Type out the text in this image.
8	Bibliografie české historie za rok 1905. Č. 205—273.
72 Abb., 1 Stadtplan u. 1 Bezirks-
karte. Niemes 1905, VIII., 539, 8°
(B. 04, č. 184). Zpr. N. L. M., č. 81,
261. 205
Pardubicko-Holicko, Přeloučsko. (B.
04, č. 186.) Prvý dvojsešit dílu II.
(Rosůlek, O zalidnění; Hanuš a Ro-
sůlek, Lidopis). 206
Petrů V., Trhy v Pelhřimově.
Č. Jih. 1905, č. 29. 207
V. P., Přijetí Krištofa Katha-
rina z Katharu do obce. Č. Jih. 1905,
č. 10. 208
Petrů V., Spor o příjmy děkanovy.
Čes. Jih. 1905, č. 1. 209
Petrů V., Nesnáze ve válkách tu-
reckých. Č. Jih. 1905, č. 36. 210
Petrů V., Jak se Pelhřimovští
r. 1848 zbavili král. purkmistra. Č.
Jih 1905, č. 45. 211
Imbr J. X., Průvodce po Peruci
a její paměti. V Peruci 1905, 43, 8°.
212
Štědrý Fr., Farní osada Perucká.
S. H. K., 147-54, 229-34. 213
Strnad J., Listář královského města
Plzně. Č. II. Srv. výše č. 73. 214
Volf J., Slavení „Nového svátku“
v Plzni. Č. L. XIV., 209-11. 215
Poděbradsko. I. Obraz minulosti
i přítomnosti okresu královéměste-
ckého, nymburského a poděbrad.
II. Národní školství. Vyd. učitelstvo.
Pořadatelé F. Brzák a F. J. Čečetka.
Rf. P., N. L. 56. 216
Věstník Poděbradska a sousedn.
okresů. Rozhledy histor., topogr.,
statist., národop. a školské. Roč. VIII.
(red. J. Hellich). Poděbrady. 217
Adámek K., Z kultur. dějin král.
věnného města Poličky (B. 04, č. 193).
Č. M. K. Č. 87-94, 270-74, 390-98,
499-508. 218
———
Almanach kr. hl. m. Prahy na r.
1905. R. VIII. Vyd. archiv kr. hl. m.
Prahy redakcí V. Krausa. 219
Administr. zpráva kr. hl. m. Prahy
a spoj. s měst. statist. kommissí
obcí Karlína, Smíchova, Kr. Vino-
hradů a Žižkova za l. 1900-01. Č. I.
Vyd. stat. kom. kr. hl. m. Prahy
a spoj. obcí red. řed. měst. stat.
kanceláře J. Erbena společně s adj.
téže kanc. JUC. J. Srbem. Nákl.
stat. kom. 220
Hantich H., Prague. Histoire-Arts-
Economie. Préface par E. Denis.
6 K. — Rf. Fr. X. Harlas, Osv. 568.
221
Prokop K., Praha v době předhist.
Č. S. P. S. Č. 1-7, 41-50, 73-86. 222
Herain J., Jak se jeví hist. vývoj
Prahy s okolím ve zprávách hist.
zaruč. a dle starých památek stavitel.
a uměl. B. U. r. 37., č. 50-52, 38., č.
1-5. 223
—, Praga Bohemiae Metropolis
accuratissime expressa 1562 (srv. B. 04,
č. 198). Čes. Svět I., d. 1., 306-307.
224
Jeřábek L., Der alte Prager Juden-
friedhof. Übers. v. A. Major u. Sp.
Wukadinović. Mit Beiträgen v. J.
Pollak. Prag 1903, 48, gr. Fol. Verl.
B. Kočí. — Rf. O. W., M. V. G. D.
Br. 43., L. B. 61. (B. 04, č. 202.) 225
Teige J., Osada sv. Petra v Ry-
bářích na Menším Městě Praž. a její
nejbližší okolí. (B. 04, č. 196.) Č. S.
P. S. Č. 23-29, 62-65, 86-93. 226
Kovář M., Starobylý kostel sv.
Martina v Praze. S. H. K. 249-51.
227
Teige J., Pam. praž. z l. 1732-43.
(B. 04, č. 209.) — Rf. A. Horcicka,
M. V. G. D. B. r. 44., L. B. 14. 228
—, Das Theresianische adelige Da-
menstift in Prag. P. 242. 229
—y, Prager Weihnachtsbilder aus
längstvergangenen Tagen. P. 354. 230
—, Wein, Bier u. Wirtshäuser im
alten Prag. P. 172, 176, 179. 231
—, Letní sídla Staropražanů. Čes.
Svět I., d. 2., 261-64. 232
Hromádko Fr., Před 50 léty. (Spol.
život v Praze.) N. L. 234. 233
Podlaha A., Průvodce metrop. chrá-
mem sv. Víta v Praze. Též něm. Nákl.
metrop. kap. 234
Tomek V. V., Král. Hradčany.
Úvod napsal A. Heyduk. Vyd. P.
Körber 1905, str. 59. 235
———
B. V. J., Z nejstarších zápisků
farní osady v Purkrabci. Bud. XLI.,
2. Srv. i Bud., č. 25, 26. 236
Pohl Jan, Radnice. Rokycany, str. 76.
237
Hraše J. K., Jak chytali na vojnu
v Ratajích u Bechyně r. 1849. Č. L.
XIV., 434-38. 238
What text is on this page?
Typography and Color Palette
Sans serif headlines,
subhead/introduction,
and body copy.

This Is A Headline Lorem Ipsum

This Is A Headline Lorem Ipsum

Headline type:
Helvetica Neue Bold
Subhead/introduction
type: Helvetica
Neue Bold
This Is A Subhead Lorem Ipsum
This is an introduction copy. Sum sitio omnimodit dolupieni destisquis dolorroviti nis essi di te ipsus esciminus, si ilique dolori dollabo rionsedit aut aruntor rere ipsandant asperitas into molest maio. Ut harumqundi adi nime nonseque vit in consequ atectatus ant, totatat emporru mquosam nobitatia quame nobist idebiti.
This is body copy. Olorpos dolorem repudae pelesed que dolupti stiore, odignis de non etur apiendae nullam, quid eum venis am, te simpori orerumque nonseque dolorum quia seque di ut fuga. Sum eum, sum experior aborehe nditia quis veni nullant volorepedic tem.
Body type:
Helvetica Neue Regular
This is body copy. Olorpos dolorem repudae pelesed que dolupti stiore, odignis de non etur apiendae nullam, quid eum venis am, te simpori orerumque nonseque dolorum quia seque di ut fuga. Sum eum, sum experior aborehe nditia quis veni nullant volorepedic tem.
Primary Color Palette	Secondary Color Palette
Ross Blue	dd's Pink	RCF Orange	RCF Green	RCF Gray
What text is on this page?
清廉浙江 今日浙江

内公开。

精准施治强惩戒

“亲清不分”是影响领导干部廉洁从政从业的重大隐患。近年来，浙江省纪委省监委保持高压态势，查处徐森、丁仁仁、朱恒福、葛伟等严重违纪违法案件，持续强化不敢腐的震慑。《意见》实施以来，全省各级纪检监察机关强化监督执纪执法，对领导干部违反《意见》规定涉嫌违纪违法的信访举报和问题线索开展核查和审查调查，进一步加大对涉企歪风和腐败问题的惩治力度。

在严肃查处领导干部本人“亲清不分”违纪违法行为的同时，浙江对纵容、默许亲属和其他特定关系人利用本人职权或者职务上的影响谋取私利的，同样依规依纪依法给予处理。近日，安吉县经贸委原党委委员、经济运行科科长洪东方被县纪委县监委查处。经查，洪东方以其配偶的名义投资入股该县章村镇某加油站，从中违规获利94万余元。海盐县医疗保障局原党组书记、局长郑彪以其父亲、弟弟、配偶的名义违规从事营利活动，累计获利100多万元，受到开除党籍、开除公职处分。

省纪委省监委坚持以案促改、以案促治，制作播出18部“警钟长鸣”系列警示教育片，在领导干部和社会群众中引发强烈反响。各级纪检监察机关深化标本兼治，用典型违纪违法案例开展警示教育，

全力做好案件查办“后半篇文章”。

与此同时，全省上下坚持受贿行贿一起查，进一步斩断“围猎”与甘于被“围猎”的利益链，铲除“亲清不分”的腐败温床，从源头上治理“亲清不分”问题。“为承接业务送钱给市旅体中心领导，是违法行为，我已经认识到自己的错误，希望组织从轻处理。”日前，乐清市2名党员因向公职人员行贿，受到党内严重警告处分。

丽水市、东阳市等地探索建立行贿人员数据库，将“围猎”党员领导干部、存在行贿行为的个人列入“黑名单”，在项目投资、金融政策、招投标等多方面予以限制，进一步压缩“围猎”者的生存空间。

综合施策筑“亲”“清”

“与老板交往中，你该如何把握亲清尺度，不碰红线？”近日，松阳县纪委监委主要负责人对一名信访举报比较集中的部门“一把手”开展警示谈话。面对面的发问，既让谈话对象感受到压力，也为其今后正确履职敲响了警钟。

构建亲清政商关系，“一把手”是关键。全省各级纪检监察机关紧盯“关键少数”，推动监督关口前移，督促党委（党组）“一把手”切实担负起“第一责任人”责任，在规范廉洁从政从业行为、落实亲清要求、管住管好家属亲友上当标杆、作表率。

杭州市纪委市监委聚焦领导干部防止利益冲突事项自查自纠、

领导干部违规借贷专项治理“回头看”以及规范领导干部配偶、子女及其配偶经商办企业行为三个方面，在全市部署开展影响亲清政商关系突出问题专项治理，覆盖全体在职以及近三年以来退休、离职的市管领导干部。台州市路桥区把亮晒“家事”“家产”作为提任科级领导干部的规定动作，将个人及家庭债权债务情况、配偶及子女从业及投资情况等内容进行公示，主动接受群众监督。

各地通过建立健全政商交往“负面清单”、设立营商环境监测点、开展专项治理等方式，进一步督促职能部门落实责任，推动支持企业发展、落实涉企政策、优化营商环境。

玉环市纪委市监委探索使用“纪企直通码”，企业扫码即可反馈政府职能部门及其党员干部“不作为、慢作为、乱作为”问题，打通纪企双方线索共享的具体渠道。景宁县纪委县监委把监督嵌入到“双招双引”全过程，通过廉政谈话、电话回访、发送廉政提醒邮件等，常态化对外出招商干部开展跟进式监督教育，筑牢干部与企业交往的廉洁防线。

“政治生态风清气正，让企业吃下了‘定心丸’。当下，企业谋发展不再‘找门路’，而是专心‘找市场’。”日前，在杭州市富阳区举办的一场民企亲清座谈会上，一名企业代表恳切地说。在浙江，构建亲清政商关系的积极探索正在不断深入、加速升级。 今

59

----

▶ [Set exercise]: From the entries above, pull out each line that includes "její".

▶ [Answer to this problem]:
a její paměti. V Peruci 1905, 43, 8°.
bářích na Menším Městě Praž. a její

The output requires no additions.